* Aim of the exercise: Copy out the material below in full, but not its images.

Dataset excerpt:
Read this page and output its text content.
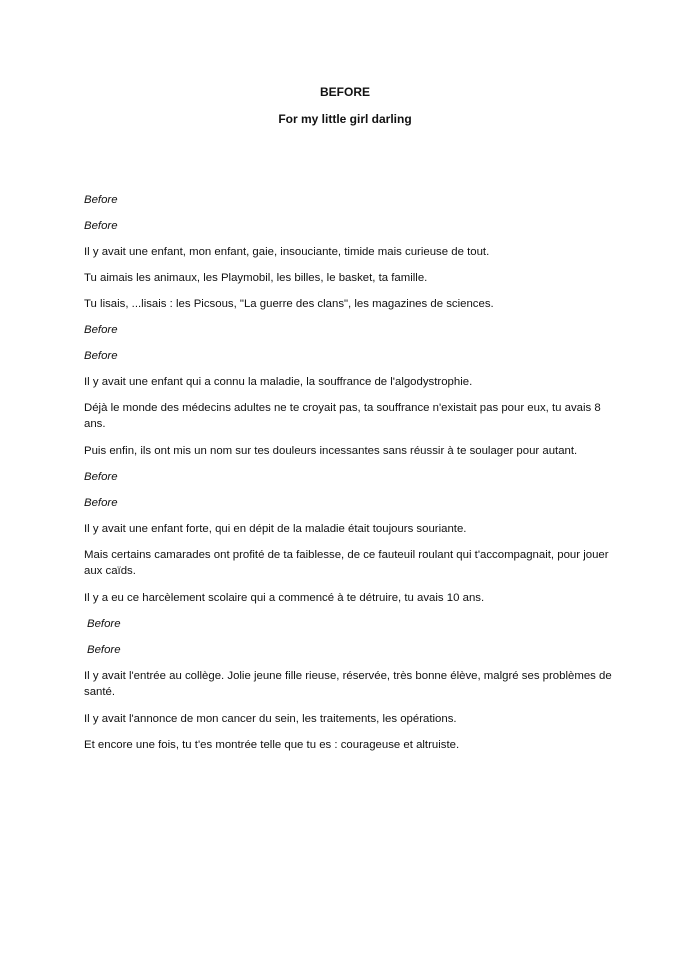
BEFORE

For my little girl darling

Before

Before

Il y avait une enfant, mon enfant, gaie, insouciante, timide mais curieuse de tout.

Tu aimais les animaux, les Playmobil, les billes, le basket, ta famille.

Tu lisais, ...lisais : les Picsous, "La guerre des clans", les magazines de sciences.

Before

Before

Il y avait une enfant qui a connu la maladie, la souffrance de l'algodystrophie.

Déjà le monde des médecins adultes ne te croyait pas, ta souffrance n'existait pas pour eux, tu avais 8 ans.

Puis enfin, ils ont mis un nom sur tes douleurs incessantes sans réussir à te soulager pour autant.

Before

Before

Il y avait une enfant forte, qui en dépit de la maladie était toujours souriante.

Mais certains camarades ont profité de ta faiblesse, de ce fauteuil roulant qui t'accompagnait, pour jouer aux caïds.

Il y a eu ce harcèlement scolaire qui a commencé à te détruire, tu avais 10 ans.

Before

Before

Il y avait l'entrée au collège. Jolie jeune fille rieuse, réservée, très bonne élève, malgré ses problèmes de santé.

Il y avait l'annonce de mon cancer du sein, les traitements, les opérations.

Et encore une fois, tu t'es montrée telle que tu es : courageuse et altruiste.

* Answer to the problem:
Read this page and output its text content.
BEFORE

For my little girl darling

Before

Before

Il y avait une enfant, mon enfant, gaie, insouciante, timide mais curieuse de tout.

Tu aimais les animaux, les Playmobil, les billes, le basket, ta famille.

Tu lisais, ...lisais : les Picsous, "La guerre des clans", les magazines de sciences.

Before

Before

Il y avait une enfant qui a connu la maladie, la souffrance de l'algodystrophie.

Déjà le monde des médecins adultes ne te croyait pas, ta souffrance n'existait pas pour eux, tu avais 8 ans.

Puis enfin, ils ont mis un nom sur tes douleurs incessantes sans réussir à te soulager pour autant.

Before

Before

Il y avait une enfant forte, qui en dépit de la maladie était toujours souriante.

Mais certains camarades ont profité de ta faiblesse, de ce fauteuil roulant qui t'accompagnait, pour jouer aux caïds.

Il y a eu ce harcèlement scolaire qui a commencé à te détruire, tu avais 10 ans.

Before

Before

Il y avait l'entrée au collège. Jolie jeune fille rieuse, réservée, très bonne élève, malgré ses problèmes de santé.

Il y avait l'annonce de mon cancer du sein, les traitements, les opérations.

Et encore une fois, tu t'es montrée telle que tu es : courageuse et altruiste.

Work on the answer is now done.